* Challenge
Reproduce the records exactly.

* Start *

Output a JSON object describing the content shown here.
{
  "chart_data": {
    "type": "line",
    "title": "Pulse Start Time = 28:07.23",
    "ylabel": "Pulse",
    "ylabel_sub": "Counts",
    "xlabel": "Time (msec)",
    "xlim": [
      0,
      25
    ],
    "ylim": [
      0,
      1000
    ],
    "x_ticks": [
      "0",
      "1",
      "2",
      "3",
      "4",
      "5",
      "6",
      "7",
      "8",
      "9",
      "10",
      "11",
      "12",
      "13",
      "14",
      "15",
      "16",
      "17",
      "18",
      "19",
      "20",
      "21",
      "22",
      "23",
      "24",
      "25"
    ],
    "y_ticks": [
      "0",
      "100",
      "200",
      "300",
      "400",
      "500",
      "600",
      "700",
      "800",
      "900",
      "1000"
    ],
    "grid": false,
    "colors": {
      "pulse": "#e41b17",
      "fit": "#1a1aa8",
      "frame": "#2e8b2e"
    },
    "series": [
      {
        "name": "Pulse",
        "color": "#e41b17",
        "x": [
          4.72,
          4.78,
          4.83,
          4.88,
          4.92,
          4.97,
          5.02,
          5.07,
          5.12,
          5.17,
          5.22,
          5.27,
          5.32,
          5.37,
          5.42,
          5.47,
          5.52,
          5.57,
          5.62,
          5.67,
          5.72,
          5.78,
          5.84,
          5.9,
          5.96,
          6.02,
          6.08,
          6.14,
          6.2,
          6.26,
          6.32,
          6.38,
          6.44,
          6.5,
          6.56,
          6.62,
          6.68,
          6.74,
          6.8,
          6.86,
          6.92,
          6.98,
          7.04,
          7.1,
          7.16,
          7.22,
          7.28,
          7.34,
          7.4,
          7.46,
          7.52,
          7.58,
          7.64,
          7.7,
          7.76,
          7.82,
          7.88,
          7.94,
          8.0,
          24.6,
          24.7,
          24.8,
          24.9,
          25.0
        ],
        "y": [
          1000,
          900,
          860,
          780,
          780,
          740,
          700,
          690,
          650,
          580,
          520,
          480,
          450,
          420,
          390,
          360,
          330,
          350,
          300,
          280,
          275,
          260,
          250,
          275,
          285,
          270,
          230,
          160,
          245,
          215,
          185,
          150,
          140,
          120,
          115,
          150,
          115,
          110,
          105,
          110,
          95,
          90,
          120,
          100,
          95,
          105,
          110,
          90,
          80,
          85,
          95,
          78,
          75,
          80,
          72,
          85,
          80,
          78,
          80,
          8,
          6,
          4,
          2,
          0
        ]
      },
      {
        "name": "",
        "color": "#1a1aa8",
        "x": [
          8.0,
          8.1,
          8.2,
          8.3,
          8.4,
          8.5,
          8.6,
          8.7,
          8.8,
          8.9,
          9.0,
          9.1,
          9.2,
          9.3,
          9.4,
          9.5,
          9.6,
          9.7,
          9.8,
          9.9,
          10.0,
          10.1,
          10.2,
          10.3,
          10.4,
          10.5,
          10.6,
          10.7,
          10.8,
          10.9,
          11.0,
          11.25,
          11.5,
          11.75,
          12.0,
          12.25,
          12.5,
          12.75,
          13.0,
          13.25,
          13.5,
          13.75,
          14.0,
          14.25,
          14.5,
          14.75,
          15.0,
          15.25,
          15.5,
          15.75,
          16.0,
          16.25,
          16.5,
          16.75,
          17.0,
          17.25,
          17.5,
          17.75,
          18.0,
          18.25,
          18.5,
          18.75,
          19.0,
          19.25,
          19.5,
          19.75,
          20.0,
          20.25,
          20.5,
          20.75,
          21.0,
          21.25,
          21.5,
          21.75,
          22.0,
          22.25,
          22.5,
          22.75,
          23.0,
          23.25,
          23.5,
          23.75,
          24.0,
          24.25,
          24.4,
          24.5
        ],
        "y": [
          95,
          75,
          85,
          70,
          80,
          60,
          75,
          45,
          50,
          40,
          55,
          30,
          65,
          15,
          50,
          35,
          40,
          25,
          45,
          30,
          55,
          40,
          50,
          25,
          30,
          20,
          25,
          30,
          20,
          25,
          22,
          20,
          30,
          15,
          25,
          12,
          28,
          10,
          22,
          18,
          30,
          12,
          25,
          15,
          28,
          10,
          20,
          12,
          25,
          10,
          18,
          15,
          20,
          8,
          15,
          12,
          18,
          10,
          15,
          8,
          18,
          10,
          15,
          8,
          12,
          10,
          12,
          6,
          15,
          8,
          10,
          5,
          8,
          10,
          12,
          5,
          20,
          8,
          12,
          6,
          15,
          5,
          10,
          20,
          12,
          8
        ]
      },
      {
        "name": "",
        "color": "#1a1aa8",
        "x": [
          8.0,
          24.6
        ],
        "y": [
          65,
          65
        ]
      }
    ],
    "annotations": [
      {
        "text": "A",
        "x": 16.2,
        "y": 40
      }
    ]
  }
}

* End *

* Reply to the task
Output a JSON object describing the content shown here.
{
  "chart_data": {
    "type": "line",
    "title": "Pulse Start Time = 28:07.23",
    "ylabel": "Pulse",
    "ylabel_sub": "Counts",
    "xlabel": "Time (msec)",
    "xlim": [
      0,
      25
    ],
    "ylim": [
      0,
      1000
    ],
    "x_ticks": [
      "0",
      "1",
      "2",
      "3",
      "4",
      "5",
      "6",
      "7",
      "8",
      "9",
      "10",
      "11",
      "12",
      "13",
      "14",
      "15",
      "16",
      "17",
      "18",
      "19",
      "20",
      "21",
      "22",
      "23",
      "24",
      "25"
    ],
    "y_ticks": [
      "0",
      "100",
      "200",
      "300",
      "400",
      "500",
      "600",
      "700",
      "800",
      "900",
      "1000"
    ],
    "grid": false,
    "colors": {
      "pulse": "#e41b17",
      "fit": "#1a1aa8",
      "frame": "#2e8b2e"
    },
    "series": [
      {
        "name": "Pulse",
        "color": "#e41b17",
        "x": [
          4.72,
          4.78,
          4.83,
          4.88,
          4.92,
          4.97,
          5.02,
          5.07,
          5.12,
          5.17,
          5.22,
          5.27,
          5.32,
          5.37,
          5.42,
          5.47,
          5.52,
          5.57,
          5.62,
          5.67,
          5.72,
          5.78,
          5.84,
          5.9,
          5.96,
          6.02,
          6.08,
          6.14,
          6.2,
          6.26,
          6.32,
          6.38,
          6.44,
          6.5,
          6.56,
          6.62,
          6.68,
          6.74,
          6.8,
          6.86,
          6.92,
          6.98,
          7.04,
          7.1,
          7.16,
          7.22,
          7.28,
          7.34,
          7.4,
          7.46,
          7.52,
          7.58,
          7.64,
          7.7,
          7.76,
          7.82,
          7.88,
          7.94,
          8.0,
          24.6,
          24.7,
          24.8,
          24.9,
          25.0
        ],
        "y": [
          1000,
          900,
          860,
          780,
          780,
          740,
          700,
          690,
          650,
          580,
          520,
          480,
          450,
          420,
          390,
          360,
          330,
          350,
          300,
          280,
          275,
          260,
          250,
          275,
          285,
          270,
          230,
          160,
          245,
          215,
          185,
          150,
          140,
          120,
          115,
          150,
          115,
          110,
          105,
          110,
          95,
          90,
          120,
          100,
          95,
          105,
          110,
          90,
          80,
          85,
          95,
          78,
          75,
          80,
          72,
          85,
          80,
          78,
          80,
          8,
          6,
          4,
          2,
          0
        ]
      },
      {
        "name": "",
        "color": "#1a1aa8",
        "x": [
          8.0,
          8.1,
          8.2,
          8.3,
          8.4,
          8.5,
          8.6,
          8.7,
          8.8,
          8.9,
          9.0,
          9.1,
          9.2,
          9.3,
          9.4,
          9.5,
          9.6,
          9.7,
          9.8,
          9.9,
          10.0,
          10.1,
          10.2,
          10.3,
          10.4,
          10.5,
          10.6,
          10.7,
          10.8,
          10.9,
          11.0,
          11.25,
          11.5,
          11.75,
          12.0,
          12.25,
          12.5,
          12.75,
          13.0,
          13.25,
          13.5,
          13.75,
          14.0,
          14.25,
          14.5,
          14.75,
          15.0,
          15.25,
          15.5,
          15.75,
          16.0,
          16.25,
          16.5,
          16.75,
          17.0,
          17.25,
          17.5,
          17.75,
          18.0,
          18.25,
          18.5,
          18.75,
          19.0,
          19.25,
          19.5,
          19.75,
          20.0,
          20.25,
          20.5,
          20.75,
          21.0,
          21.25,
          21.5,
          21.75,
          22.0,
          22.25,
          22.5,
          22.75,
          23.0,
          23.25,
          23.5,
          23.75,
          24.0,
          24.25,
          24.4,
          24.5
        ],
        "y": [
          95,
          75,
          85,
          70,
          80,
          60,
          75,
          45,
          50,
          40,
          55,
          30,
          65,
          15,
          50,
          35,
          40,
          25,
          45,
          30,
          55,
          40,
          50,
          25,
          30,
          20,
          25,
          30,
          20,
          25,
          22,
          20,
          30,
          15,
          25,
          12,
          28,
          10,
          22,
          18,
          30,
          12,
          25,
          15,
          28,
          10,
          20,
          12,
          25,
          10,
          18,
          15,
          20,
          8,
          15,
          12,
          18,
          10,
          15,
          8,
          18,
          10,
          15,
          8,
          12,
          10,
          12,
          6,
          15,
          8,
          10,
          5,
          8,
          10,
          12,
          5,
          20,
          8,
          12,
          6,
          15,
          5,
          10,
          20,
          12,
          8
        ]
      },
      {
        "name": "",
        "color": "#1a1aa8",
        "x": [
          8.0,
          24.6
        ],
        "y": [
          65,
          65
        ]
      }
    ],
    "annotations": [
      {
        "text": "A",
        "x": 16.2,
        "y": 40
      }
    ]
  }
}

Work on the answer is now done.